**PROBLEM:**
Pick out each line with the word "Metropolità" from the material that follows.

**DATASET:**
§

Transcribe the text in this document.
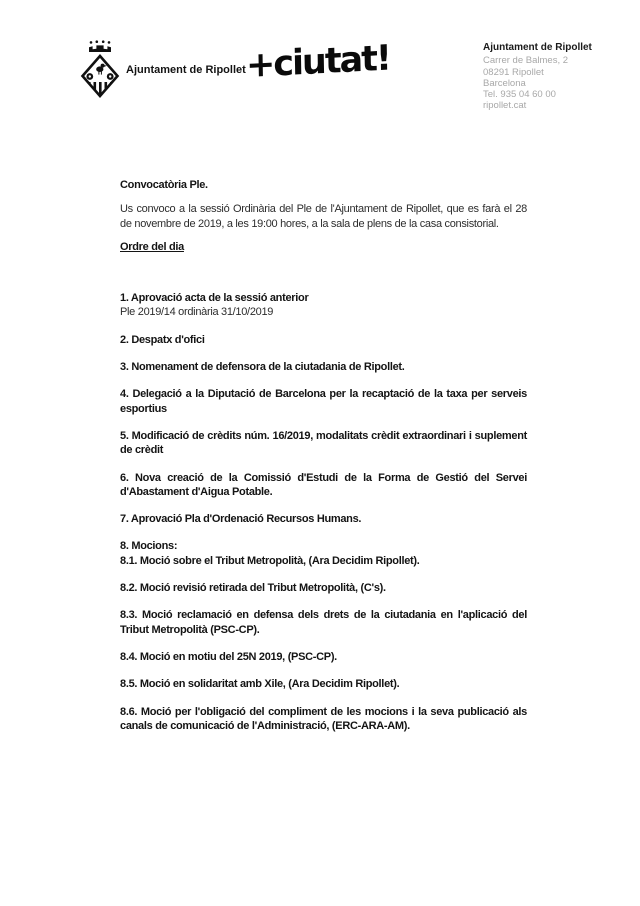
Ajuntament de Ripollet +ciutat!	Ajuntament de Ripollet
Carrer de Balmes, 2
08291 Ripollet
Barcelona
Tel. 935 04 60 00
ripollet.cat

Convocatòria Ple.

Us convoco a la sessió Ordinària del Ple de l'Ajuntament de Ripollet, que es farà el 28 de novembre de 2019, a les 19:00 hores, a la sala de plens de la casa consistorial.

Ordre del dia

1. Aprovació acta de la sessió anterior
Ple 2019/14 ordinària 31/10/2019

2. Despatx d'ofici

3. Nomenament de defensora de la ciutadania de Ripollet.

4. Delegació a la Diputació de Barcelona per la recaptació de la taxa per serveis esportius

5. Modificació de crèdits núm. 16/2019, modalitats crèdit extraordinari i suplement de crèdit

6. Nova creació de la Comissió d'Estudi de la Forma de Gestió del Servei d'Abastament d'Aigua Potable.

7. Aprovació Pla d'Ordenació Recursos Humans.

8. Mocions:
8.1. Moció sobre el Tribut Metropolità, (Ara Decidim Ripollet).

8.2. Moció revisió retirada del Tribut Metropolità, (C's).

8.3. Moció reclamació en defensa dels drets de la ciutadania en l'aplicació del Tribut Metropolità (PSC-CP).

8.4. Moció en motiu del 25N 2019, (PSC-CP).

8.5. Moció en solidaritat amb Xile, (Ara Decidim Ripollet).

8.6. Moció per l'obligació del compliment de les mocions i la seva publicació als canals de comunicació de l'Administració, (ERC-ARA-AM).
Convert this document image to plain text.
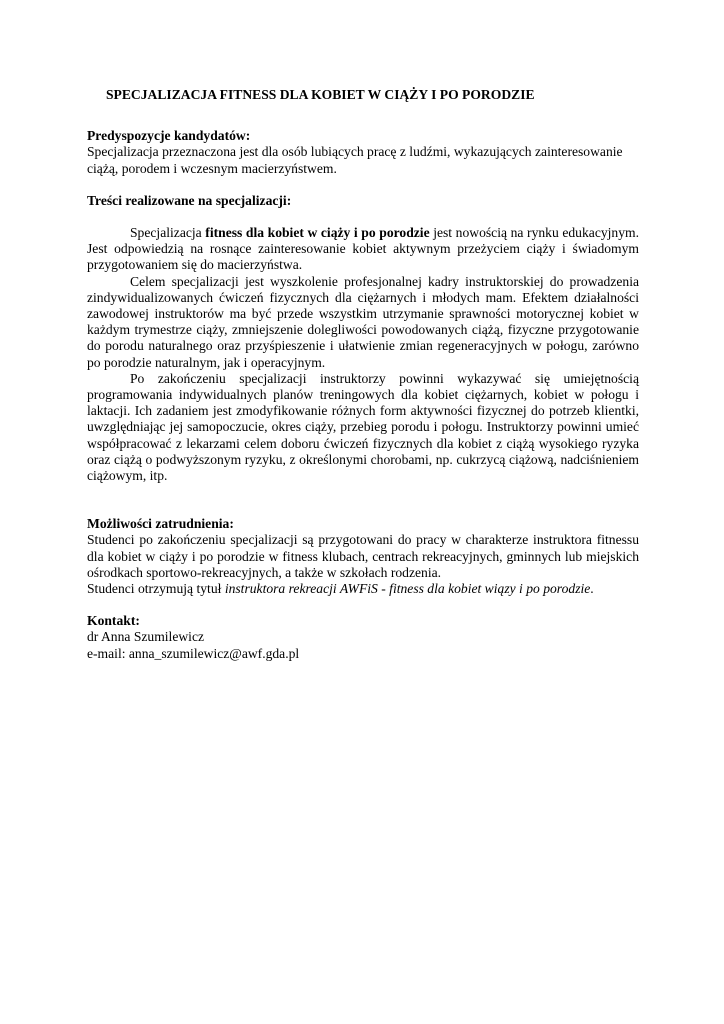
SPECJALIZACJA FITNESS DLA KOBIET W CIĄŻY I PO PORODZIE
Predyspozycje kandydatów:

Specjalizacja przeznaczona jest dla osób lubiących pracę z ludźmi, wykazujących zainteresowanie ciążą, porodem i wczesnym macierzyństwem.

Treści realizowane na specjalizacji:

Specjalizacja fitness dla kobiet w ciąży i po porodzie jest nowością na rynku edukacyjnym. Jest odpowiedzią na rosnące zainteresowanie kobiet aktywnym przeżyciem ciąży i świadomym przygotowaniem się do macierzyństwa.

Celem specjalizacji jest wyszkolenie profesjonalnej kadry instruktorskiej do prowadzenia zindywidualizowanych ćwiczeń fizycznych dla ciężarnych i młodych mam. Efektem działalności zawodowej instruktorów ma być przede wszystkim utrzymanie sprawności motorycznej kobiet w każdym trymestrze ciąży, zmniejszenie dolegliwości powodowanych ciążą, fizyczne przygotowanie do porodu naturalnego oraz przyśpieszenie i ułatwienie zmian regeneracyjnych w połogu, zarówno po porodzie naturalnym, jak i operacyjnym.

Po zakończeniu specjalizacji instruktorzy powinni wykazywać się umiejętnością programowania indywidualnych planów treningowych dla kobiet ciężarnych, kobiet w połogu i laktacji. Ich zadaniem jest zmodyfikowanie różnych form aktywności fizycznej do potrzeb klientki, uwzględniając jej samopoczucie, okres ciąży, przebieg porodu i połogu. Instruktorzy powinni umieć współpracować z lekarzami celem doboru ćwiczeń fizycznych dla kobiet z ciążą wysokiego ryzyka oraz ciążą o podwyższonym ryzyku, z określonymi chorobami, np. cukrzycą ciążową, nadciśnieniem ciążowym, itp.

Możliwości zatrudnienia:

Studenci po zakończeniu specjalizacji są przygotowani do pracy w charakterze instruktora fitnessu dla kobiet w ciąży i po porodzie w fitness klubach, centrach rekreacyjnych, gminnych lub miejskich ośrodkach sportowo-rekreacyjnych, a także w szkołach rodzenia.

Studenci otrzymują tytuł instruktora rekreacji AWFiS - fitness dla kobiet wiązy i po porodzie.

Kontakt:
dr Anna Szumilewicz
e-mail: anna_szumilewicz@awf.gda.pl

§

**SOLUTION FOR THIS PROBLEM:**
8.1. Moció sobre el Tribut Metropolità, (Ara Decidim Ripollet).
8.2. Moció revisió retirada del Tribut Metropolità, (C's).
8.3. Moció reclamació en defensa dels drets de la ciutadania en l'aplicació del Tribut Metropolità (PSC-CP).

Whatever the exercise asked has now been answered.